### Extracted entries
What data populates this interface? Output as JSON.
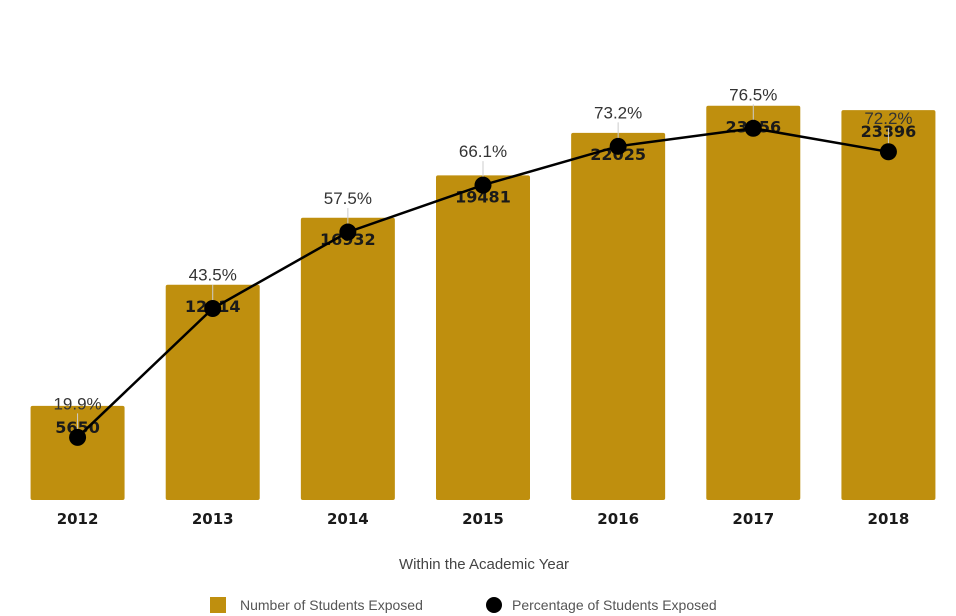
{
  "chart_data": {
    "type": "bar",
    "categories": [
      "2012",
      "2013",
      "2014",
      "2015",
      "2016",
      "2017",
      "2018"
    ],
    "series": [
      {
        "name": "Number of Students Exposed",
        "type": "bar",
        "values": [
          5650,
          12914,
          16932,
          19481,
          22025,
          23656,
          23396
        ],
        "labels": [
          "5650",
          "12914",
          "16932",
          "19481",
          "22025",
          "23656",
          "23396"
        ],
        "color": "#BF8F0E"
      },
      {
        "name": "Percentage of Students Exposed",
        "type": "line",
        "values": [
          19.9,
          43.5,
          57.5,
          66.1,
          73.2,
          76.5,
          72.2
        ],
        "labels": [
          "19.9%",
          "43.5%",
          "57.5%",
          "66.1%",
          "73.2%",
          "76.5%",
          "72.2%"
        ],
        "color": "#000000"
      }
    ],
    "xlabel": "Within the Academic Year",
    "ylim_bar": [
      0,
      30000
    ],
    "ylim_line": [
      0,
      100
    ],
    "grid": false,
    "legend": "bottom"
  }
}
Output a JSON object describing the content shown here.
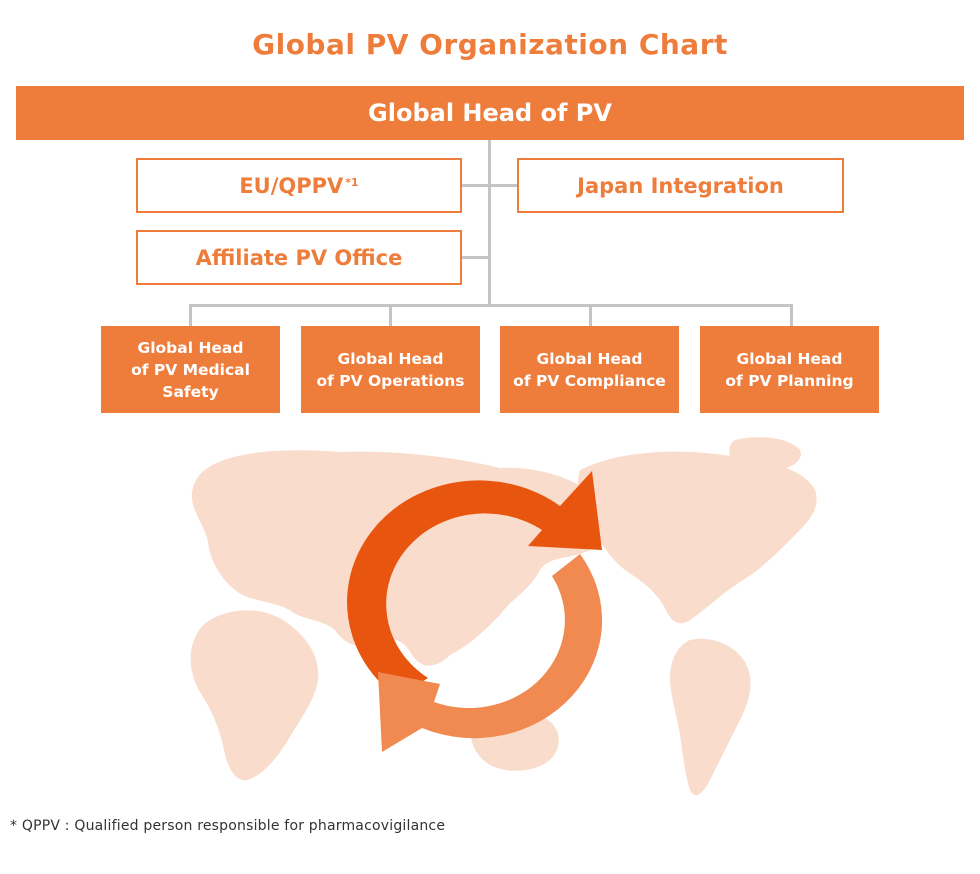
{
  "title": "Global PV Organization Chart",
  "top_node": "Global Head of PV",
  "side_nodes": {
    "eu_qppv": {
      "label": "EU/QPPV",
      "marker": "*1"
    },
    "japan_integration": "Japan Integration",
    "affiliate_pv_office": "Affiliate PV Office"
  },
  "bottom_nodes": [
    {
      "line1": "Global Head",
      "line2": "of PV Medical",
      "line3": "Safety"
    },
    {
      "line1": "Global Head",
      "line2": "of PV Operations",
      "line3": ""
    },
    {
      "line1": "Global Head",
      "line2": "of PV Compliance",
      "line3": ""
    },
    {
      "line1": "Global Head",
      "line2": "of PV Planning",
      "line3": ""
    }
  ],
  "footnote": "* QPPV : Qualified person responsible for pharmacovigilance",
  "colors": {
    "accent": "#ee7d3c",
    "connector": "#c4c4c4",
    "map": "#f9dccb",
    "arrow_dark": "#e8550f",
    "arrow_light": "#f08a50"
  },
  "icons": {
    "background": "world-map-icon",
    "cycle": "cycle-arrows-icon"
  }
}
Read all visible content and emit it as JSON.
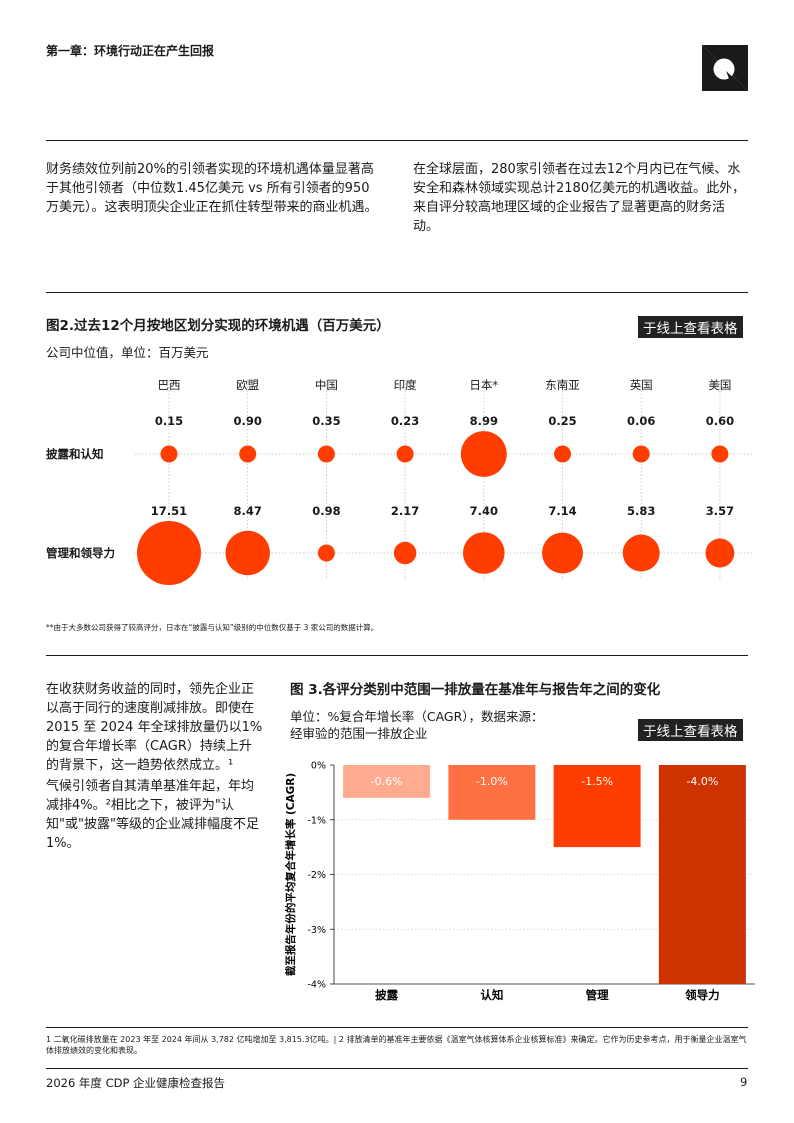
{
  "header": {
    "chapter": "第一章：环境行动正在产生回报"
  },
  "intro": {
    "left": "财务绩效位列前20%的引领者实现的环境机遇体量显著高于其他引领者（中位数1.45亿美元 vs 所有引领者的950万美元）。这表明顶尖企业正在抓住转型带来的商业机遇。",
    "right": "在全球层面，280家引领者在过去12个月内已在气候、水安全和森林领域实现总计2180亿美元的机遇收益。此外，来自评分较高地理区域的企业报告了显著更高的财务活动。"
  },
  "figure2": {
    "title": "图2.过去12个月按地区划分实现的环境机遇（百万美元）",
    "unit": "公司中位值，单位：百万美元",
    "online": "于线上查看表格",
    "note": "**由于大多数公司获得了较高评分，日本在“披露与认知”级别的中位数仅基于 3 家公司的数据计算。",
    "color": "#ff3d00"
  },
  "chart_data": [
    {
      "type": "scatter",
      "title": "图2.过去12个月按地区划分实现的环境机遇（百万美元）",
      "subtitle": "公司中位值，单位：百万美元",
      "categories": [
        "巴西",
        "欧盟",
        "中国",
        "印度",
        "日本*",
        "东南亚",
        "英国",
        "美国"
      ],
      "series": [
        {
          "name": "披露和认知",
          "values": [
            0.15,
            0.9,
            0.35,
            0.23,
            8.99,
            0.25,
            0.06,
            0.6
          ],
          "labels": [
            "0.15",
            "0.90",
            "0.35",
            "0.23",
            "8.99",
            "0.25",
            "0.06",
            "0.60"
          ]
        },
        {
          "name": "管理和领导力",
          "values": [
            17.51,
            8.47,
            0.98,
            2.17,
            7.4,
            7.14,
            5.83,
            3.57
          ],
          "labels": [
            "17.51",
            "8.47",
            "0.98",
            "2.17",
            "7.40",
            "7.14",
            "5.83",
            "3.57"
          ]
        }
      ]
    },
    {
      "type": "bar",
      "title": "图 3.各评分类别中范围一排放量在基准年与报告年之间的变化",
      "subtitle": "单位：%复合年增长率（CAGR），数据来源：经审验的范围一排放企业",
      "ylabel": "截至报告年份的平均复合年增长率 (CAGR)",
      "categories": [
        "披露",
        "认知",
        "管理",
        "领导力"
      ],
      "values": [
        -0.6,
        -1.0,
        -1.5,
        -4.0
      ],
      "labels": [
        "-0.6%",
        "-1.0%",
        "-1.5%",
        "-4.0%"
      ],
      "colors": [
        "#ffab91",
        "#ff7043",
        "#ff3d00",
        "#cc3300"
      ],
      "ylim": [
        -4,
        0
      ],
      "yticks": [
        0,
        -1,
        -2,
        -3,
        -4
      ],
      "yticklabels": [
        "0%",
        "-1%",
        "-2%",
        "-3%",
        "-4%"
      ]
    }
  ],
  "body": {
    "p1": "在收获财务收益的同时，领先企业正以高于同行的速度削减排放。即使在 2015 至 2024 年全球排放量仍以1%的复合年增长率（CAGR）持续上升的背景下，这一趋势依然成立。¹",
    "p2": "气候引领者自其清单基准年起，年均减排4%。²相比之下，被评为\"认知\"或\"披露\"等级的企业减排幅度不足1%。"
  },
  "figure3": {
    "title": "图 3.各评分类别中范围一排放量在基准年与报告年之间的变化",
    "unit": "单位：%复合年增长率（CAGR），数据来源：经审验的范围一排放企业",
    "online": "于线上查看表格"
  },
  "footnotes": "1 二氧化碳排放量在 2023 年至 2024 年间从 3,782 亿吨增加至 3,815.3亿吨。| 2 排放清单的基准年主要依据《温室气体核算体系企业核算标准》来确定。它作为历史参考点，用于衡量企业温室气体排放绩效的变化和表现。",
  "footer": {
    "report": "2026 年度 CDP 企业健康检查报告",
    "page": "9"
  }
}
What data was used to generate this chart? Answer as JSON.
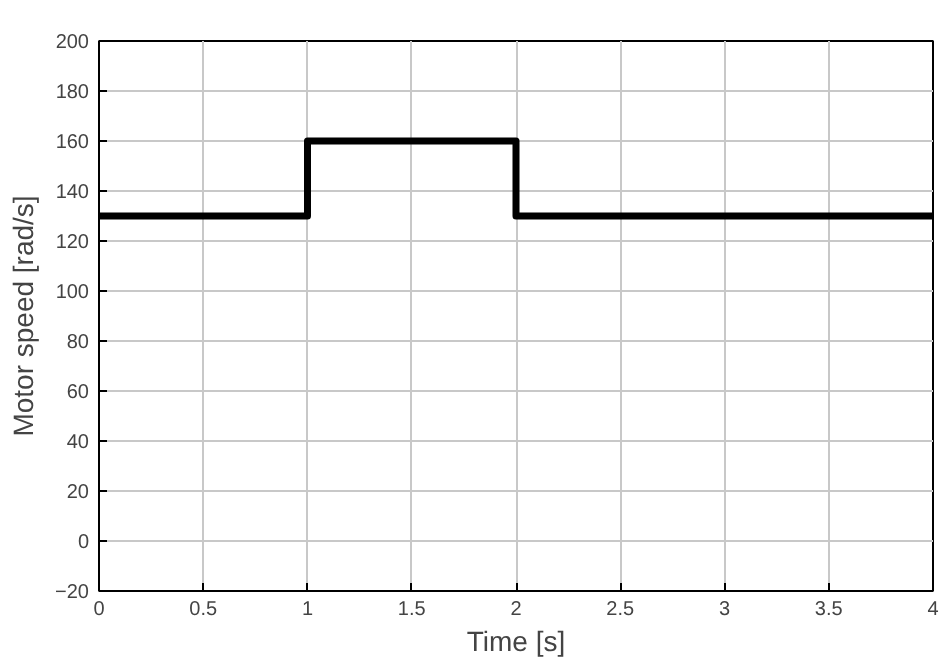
{
  "chart_data": {
    "type": "step",
    "xlabel": "Time [s]",
    "ylabel": "Motor speed [rad/s]",
    "x": [
      0,
      1,
      2,
      4
    ],
    "series": [
      {
        "color": "#000000",
        "values": [
          130,
          160,
          130,
          130
        ]
      }
    ],
    "xlim": [
      0,
      4
    ],
    "xticks": [
      0,
      0.5,
      1,
      1.5,
      2,
      2.5,
      3,
      3.5,
      4
    ],
    "ylim": [
      -20,
      200
    ],
    "yticks": [
      -20,
      0,
      20,
      40,
      60,
      80,
      100,
      120,
      140,
      160,
      180,
      200
    ],
    "grid": true
  }
}
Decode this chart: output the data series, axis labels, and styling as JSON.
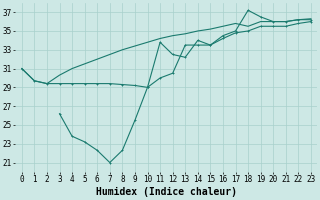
{
  "background_color": "#cde8e5",
  "grid_color": "#a8d0cc",
  "line_color": "#1a7a6e",
  "xlabel": "Humidex (Indice chaleur)",
  "xlabel_fontsize": 7,
  "tick_fontsize": 5.5,
  "xlim": [
    -0.5,
    23.5
  ],
  "ylim": [
    20.0,
    38.0
  ],
  "yticks": [
    21,
    23,
    25,
    27,
    29,
    31,
    33,
    35,
    37
  ],
  "xticks": [
    0,
    1,
    2,
    3,
    4,
    5,
    6,
    7,
    8,
    9,
    10,
    11,
    12,
    13,
    14,
    15,
    16,
    17,
    18,
    19,
    20,
    21,
    22,
    23
  ],
  "line1_x": [
    0,
    1,
    2,
    3,
    4,
    5,
    6,
    7,
    8,
    9,
    10,
    11,
    12,
    13,
    14,
    15,
    16,
    17,
    18,
    19,
    20,
    21,
    22,
    23
  ],
  "line1_y": [
    31.0,
    29.7,
    29.4,
    29.4,
    29.4,
    29.4,
    29.4,
    29.4,
    29.3,
    29.2,
    29.0,
    30.0,
    30.5,
    33.5,
    33.5,
    33.5,
    34.2,
    34.8,
    35.0,
    35.5,
    35.5,
    35.5,
    35.8,
    36.0
  ],
  "line2_x": [
    3,
    4,
    5,
    6,
    7,
    8,
    9,
    10,
    11,
    12,
    13,
    14,
    15,
    16,
    17,
    18,
    19,
    20,
    21,
    22,
    23
  ],
  "line2_y": [
    26.2,
    23.8,
    23.2,
    22.3,
    21.0,
    22.3,
    25.5,
    29.0,
    33.8,
    32.5,
    32.2,
    34.0,
    33.5,
    34.5,
    35.0,
    37.2,
    36.5,
    36.0,
    36.0,
    36.2,
    36.2
  ],
  "line3_x": [
    0,
    1,
    2,
    3,
    4,
    5,
    6,
    7,
    8,
    9,
    10,
    11,
    12,
    13,
    14,
    15,
    16,
    17,
    18,
    19,
    20,
    21,
    22,
    23
  ],
  "line3_y": [
    31.0,
    29.7,
    29.4,
    30.3,
    31.0,
    31.5,
    32.0,
    32.5,
    33.0,
    33.4,
    33.8,
    34.2,
    34.5,
    34.7,
    35.0,
    35.2,
    35.5,
    35.8,
    35.5,
    36.0,
    36.0,
    36.0,
    36.2,
    36.3
  ]
}
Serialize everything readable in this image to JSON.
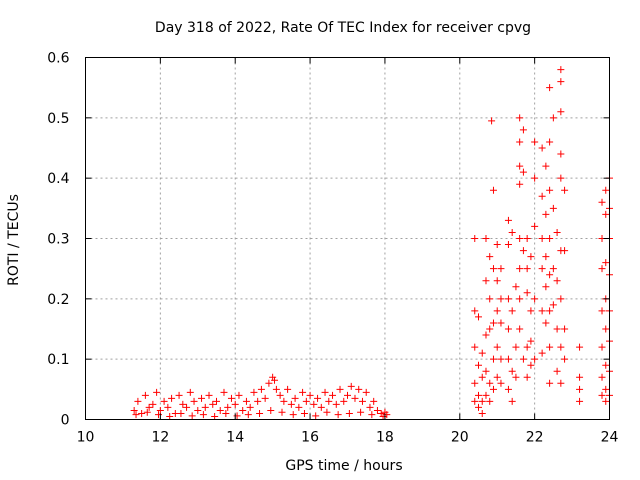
######
**What the task requires**
Pull every line containing the word "CAGR" out of the material.

**Reply to the exercise**
      "subtitle": "单位：%复合年增长率（CAGR），数据来源：经审验的范围一排放企业",
      "ylabel": "截至报告年份的平均复合年增长率 (CAGR)",
    "p1": "在收获财务收益的同时，领先企业正以高于同行的速度削减排放。即使在 2015 至 2024 年全球排放量仍以1%的复合年增长率（CAGR）持续上升的背景下，这一趋势依然成立。¹",
    "unit": "单位：%复合年增长率（CAGR），数据来源：经审验的范围一排放企业",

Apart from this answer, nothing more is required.